§ Task to carry out
Will you transcribe the entries that follow, exactly and in full?

§ Extracted entries

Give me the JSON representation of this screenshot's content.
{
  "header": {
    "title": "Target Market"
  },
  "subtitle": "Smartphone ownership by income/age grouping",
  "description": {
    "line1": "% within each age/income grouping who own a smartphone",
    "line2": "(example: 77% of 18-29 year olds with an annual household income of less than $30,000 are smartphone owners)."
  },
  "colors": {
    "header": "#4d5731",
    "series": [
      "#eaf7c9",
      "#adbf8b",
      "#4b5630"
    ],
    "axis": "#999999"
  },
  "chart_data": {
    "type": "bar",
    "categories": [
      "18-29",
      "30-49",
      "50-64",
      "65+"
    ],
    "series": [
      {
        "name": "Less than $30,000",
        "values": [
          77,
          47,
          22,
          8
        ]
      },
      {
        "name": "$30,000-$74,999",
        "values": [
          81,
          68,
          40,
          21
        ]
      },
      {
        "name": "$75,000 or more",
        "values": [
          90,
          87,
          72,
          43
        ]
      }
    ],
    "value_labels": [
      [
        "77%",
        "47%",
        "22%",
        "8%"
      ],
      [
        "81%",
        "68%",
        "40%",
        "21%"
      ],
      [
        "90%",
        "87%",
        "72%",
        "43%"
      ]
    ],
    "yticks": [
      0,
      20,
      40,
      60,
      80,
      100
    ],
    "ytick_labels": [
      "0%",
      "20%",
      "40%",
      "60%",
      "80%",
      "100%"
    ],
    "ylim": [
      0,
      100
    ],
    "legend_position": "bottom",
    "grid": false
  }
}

§ Response below
Give me the JSON representation of this screenshot's content.
{
  "header": {
    "title": "Target Market"
  },
  "subtitle": "Smartphone ownership by income/age grouping",
  "description": {
    "line1": "% within each age/income grouping who own a smartphone",
    "line2": "(example: 77% of 18-29 year olds with an annual household income of less than $30,000 are smartphone owners)."
  },
  "colors": {
    "header": "#4d5731",
    "series": [
      "#eaf7c9",
      "#adbf8b",
      "#4b5630"
    ],
    "axis": "#999999"
  },
  "chart_data": {
    "type": "bar",
    "categories": [
      "18-29",
      "30-49",
      "50-64",
      "65+"
    ],
    "series": [
      {
        "name": "Less than $30,000",
        "values": [
          77,
          47,
          22,
          8
        ]
      },
      {
        "name": "$30,000-$74,999",
        "values": [
          81,
          68,
          40,
          21
        ]
      },
      {
        "name": "$75,000 or more",
        "values": [
          90,
          87,
          72,
          43
        ]
      }
    ],
    "value_labels": [
      [
        "77%",
        "47%",
        "22%",
        "8%"
      ],
      [
        "81%",
        "68%",
        "40%",
        "21%"
      ],
      [
        "90%",
        "87%",
        "72%",
        "43%"
      ]
    ],
    "yticks": [
      0,
      20,
      40,
      60,
      80,
      100
    ],
    "ytick_labels": [
      "0%",
      "20%",
      "40%",
      "60%",
      "80%",
      "100%"
    ],
    "ylim": [
      0,
      100
    ],
    "legend_position": "bottom",
    "grid": false
  }
}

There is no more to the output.